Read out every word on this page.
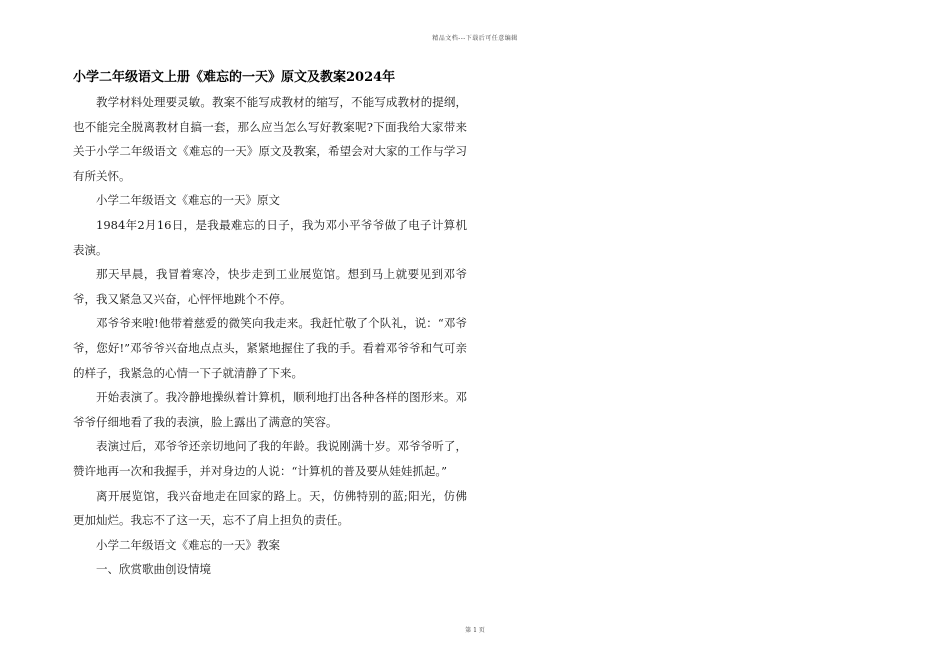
精品文档---下载后可任意编辑
小学二年级语文上册《难忘的一天》原文及教案2024年

教学材料处理要灵敏。教案不能写成教材的缩写，不能写成教材的提纲，也不能完全脱离教材自搞一套，那么应当怎么写好教案呢?下面我给大家带来关于小学二年级语文《难忘的一天》原文及教案，希望会对大家的工作与学习有所关怀。

小学二年级语文《难忘的一天》原文

1984年2月16日，是我最难忘的日子，我为邓小平爷爷做了电子计算机表演。

那天早晨，我冒着寒冷，快步走到工业展览馆。想到马上就要见到邓爷爷，我又紧急又兴奋，心怦怦地跳个不停。

邓爷爷来啦!他带着慈爱的微笑向我走来。我赶忙敬了个队礼，说：“邓爷爷，您好!”邓爷爷兴奋地点点头，紧紧地握住了我的手。看着邓爷爷和气可亲的样子，我紧急的心情一下子就清静了下来。

开始表演了。我冷静地操纵着计算机，顺利地打出各种各样的图形来。邓爷爷仔细地看了我的表演，脸上露出了满意的笑容。

表演过后，邓爷爷还亲切地问了我的年龄。我说刚满十岁。邓爷爷听了，赞许地再一次和我握手，并对身边的人说：“计算机的普及要从娃娃抓起。”

离开展览馆，我兴奋地走在回家的路上。天，仿佛特别的蓝;阳光，仿佛更加灿烂。我忘不了这一天，忘不了肩上担负的责任。

小学二年级语文《难忘的一天》教案

一、欣赏歌曲创设情境

第 1 页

> [Exercise brief]: Copy all lines from the material that contain "难忘的一天".

> [Answer to this task]:
小学二年级语文上册《难忘的一天》原文及教案2024年
教学材料处理要灵敏。教案不能写成教材的缩写，不能写成教材的提纲，也不能完全脱离教材自搞一套，那么应当怎么写好教案呢?下面我给大家带来关于小学二年级语文《难忘的一天》原文及教案，希望会对大家的工作与学习有所关怀。
小学二年级语文《难忘的一天》原文
小学二年级语文《难忘的一天》教案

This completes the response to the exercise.